- Problem description
Transcribe the listing word for word.
─── Source data ───
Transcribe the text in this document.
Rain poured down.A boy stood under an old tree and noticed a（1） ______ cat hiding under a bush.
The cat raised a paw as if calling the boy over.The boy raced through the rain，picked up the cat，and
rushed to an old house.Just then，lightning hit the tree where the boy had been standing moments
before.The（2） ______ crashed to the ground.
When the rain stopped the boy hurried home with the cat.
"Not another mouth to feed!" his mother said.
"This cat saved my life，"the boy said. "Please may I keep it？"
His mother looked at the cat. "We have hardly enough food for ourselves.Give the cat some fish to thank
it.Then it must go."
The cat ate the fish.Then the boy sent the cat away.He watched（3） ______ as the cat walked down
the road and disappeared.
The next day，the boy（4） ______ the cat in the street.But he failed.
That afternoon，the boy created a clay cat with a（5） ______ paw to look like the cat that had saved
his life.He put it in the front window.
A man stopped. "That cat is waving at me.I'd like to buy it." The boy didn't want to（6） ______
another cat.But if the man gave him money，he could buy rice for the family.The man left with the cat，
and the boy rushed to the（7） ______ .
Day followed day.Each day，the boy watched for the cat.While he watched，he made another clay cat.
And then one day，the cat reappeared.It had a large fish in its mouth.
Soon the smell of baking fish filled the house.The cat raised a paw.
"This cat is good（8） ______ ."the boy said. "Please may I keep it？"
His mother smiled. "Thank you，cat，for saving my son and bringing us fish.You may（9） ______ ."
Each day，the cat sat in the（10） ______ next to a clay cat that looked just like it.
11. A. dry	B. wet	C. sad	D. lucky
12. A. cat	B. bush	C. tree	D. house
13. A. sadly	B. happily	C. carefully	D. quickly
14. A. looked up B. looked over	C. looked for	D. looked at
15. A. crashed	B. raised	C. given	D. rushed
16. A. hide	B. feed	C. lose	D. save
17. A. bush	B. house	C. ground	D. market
───
- Output for this task
Transcribe the text in this document.
Rain poured down.A boy stood under an old tree and noticed a（1） ______ cat hiding under a bush.
The cat raised a paw as if calling the boy over.The boy raced through the rain，picked up the cat，and
rushed to an old house.Just then，lightning hit the tree where the boy had been standing moments
before.The（2） ______ crashed to the ground.
When the rain stopped the boy hurried home with the cat.
"Not another mouth to feed!" his mother said.
"This cat saved my life，"the boy said. "Please may I keep it？"
His mother looked at the cat. "We have hardly enough food for ourselves.Give the cat some fish to thank
it.Then it must go."
The cat ate the fish.Then the boy sent the cat away.He watched（3） ______ as the cat walked down
the road and disappeared.
The next day，the boy（4） ______ the cat in the street.But he failed.
That afternoon，the boy created a clay cat with a（5） ______ paw to look like the cat that had saved
his life.He put it in the front window.
A man stopped. "That cat is waving at me.I'd like to buy it." The boy didn't want to（6） ______
another cat.But if the man gave him money，he could buy rice for the family.The man left with the cat，
and the boy rushed to the（7） ______ .
Day followed day.Each day，the boy watched for the cat.While he watched，he made another clay cat.
And then one day，the cat reappeared.It had a large fish in its mouth.
Soon the smell of baking fish filled the house.The cat raised a paw.
"This cat is good（8） ______ ."the boy said. "Please may I keep it？"
His mother smiled. "Thank you，cat，for saving my son and bringing us fish.You may（9） ______ ."
Each day，the cat sat in the（10） ______ next to a clay cat that looked just like it.
11. A. dry	B. wet	C. sad	D. lucky
12. A. cat	B. bush	C. tree	D. house
13. A. sadly	B. happily	C. carefully	D. quickly
14. A. looked up B. looked over	C. looked for	D. looked at
15. A. crashed	B. raised	C. given	D. rushed
16. A. hide	B. feed	C. lose	D. save
17. A. bush	B. house	C. ground	D. market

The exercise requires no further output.